Data excerpts:

# # #

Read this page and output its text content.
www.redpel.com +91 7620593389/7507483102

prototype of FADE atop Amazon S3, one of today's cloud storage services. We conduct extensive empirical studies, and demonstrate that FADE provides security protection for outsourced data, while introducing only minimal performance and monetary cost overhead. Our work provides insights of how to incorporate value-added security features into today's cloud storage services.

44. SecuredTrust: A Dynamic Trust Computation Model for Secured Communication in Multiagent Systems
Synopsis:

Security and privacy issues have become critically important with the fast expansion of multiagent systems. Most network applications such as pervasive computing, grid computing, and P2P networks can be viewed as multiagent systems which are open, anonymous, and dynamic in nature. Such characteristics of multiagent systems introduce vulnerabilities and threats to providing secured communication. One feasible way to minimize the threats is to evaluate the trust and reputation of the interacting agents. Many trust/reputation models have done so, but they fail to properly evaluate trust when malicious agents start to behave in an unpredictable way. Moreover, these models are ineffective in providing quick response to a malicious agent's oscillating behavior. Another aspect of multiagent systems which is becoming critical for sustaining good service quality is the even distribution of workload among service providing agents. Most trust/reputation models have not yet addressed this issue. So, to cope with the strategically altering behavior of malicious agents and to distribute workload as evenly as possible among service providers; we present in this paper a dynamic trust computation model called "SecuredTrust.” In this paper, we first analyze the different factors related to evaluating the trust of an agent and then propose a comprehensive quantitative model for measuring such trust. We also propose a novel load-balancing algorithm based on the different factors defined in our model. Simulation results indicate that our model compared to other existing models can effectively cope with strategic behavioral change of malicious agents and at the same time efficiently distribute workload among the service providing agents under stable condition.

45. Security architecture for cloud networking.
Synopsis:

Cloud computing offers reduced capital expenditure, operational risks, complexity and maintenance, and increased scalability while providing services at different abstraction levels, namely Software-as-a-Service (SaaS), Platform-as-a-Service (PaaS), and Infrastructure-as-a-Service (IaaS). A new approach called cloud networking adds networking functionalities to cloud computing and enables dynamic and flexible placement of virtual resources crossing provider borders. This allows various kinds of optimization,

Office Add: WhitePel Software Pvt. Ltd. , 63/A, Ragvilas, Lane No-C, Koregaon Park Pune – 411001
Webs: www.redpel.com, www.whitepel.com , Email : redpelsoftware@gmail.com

# # #

◆ Goal ◆
Please set down each line of the records exactly as given.

◆ Right answer ◆
Read this page and output its text content.
www.redpel.com +91 7620593389/7507483102

prototype of FADE atop Amazon S3, one of today's cloud storage services. We conduct extensive empirical studies, and demonstrate that FADE provides security protection for outsourced data, while introducing only minimal performance and monetary cost overhead. Our work provides insights of how to incorporate value-added security features into today's cloud storage services.

44. SecuredTrust: A Dynamic Trust Computation Model for Secured Communication in Multiagent Systems
Synopsis:

Security and privacy issues have become critically important with the fast expansion of multiagent systems. Most network applications such as pervasive computing, grid computing, and P2P networks can be viewed as multiagent systems which are open, anonymous, and dynamic in nature. Such characteristics of multiagent systems introduce vulnerabilities and threats to providing secured communication. One feasible way to minimize the threats is to evaluate the trust and reputation of the interacting agents. Many trust/reputation models have done so, but they fail to properly evaluate trust when malicious agents start to behave in an unpredictable way. Moreover, these models are ineffective in providing quick response to a malicious agent's oscillating behavior. Another aspect of multiagent systems which is becoming critical for sustaining good service quality is the even distribution of workload among service providing agents. Most trust/reputation models have not yet addressed this issue. So, to cope with the strategically altering behavior of malicious agents and to distribute workload as evenly as possible among service providers; we present in this paper a dynamic trust computation model called "SecuredTrust.” In this paper, we first analyze the different factors related to evaluating the trust of an agent and then propose a comprehensive quantitative model for measuring such trust. We also propose a novel load-balancing algorithm based on the different factors defined in our model. Simulation results indicate that our model compared to other existing models can effectively cope with strategic behavioral change of malicious agents and at the same time efficiently distribute workload among the service providing agents under stable condition.

45. Security architecture for cloud networking.
Synopsis:

Cloud computing offers reduced capital expenditure, operational risks, complexity and maintenance, and increased scalability while providing services at different abstraction levels, namely Software-as-a-Service (SaaS), Platform-as-a-Service (PaaS), and Infrastructure-as-a-Service (IaaS). A new approach called cloud networking adds networking functionalities to cloud computing and enables dynamic and flexible placement of virtual resources crossing provider borders. This allows various kinds of optimization,

Office Add: WhitePel Software Pvt. Ltd. , 63/A, Ragvilas, Lane No-C, Koregaon Park Pune – 411001
Webs: www.redpel.com, www.whitepel.com , Email : redpelsoftware@gmail.com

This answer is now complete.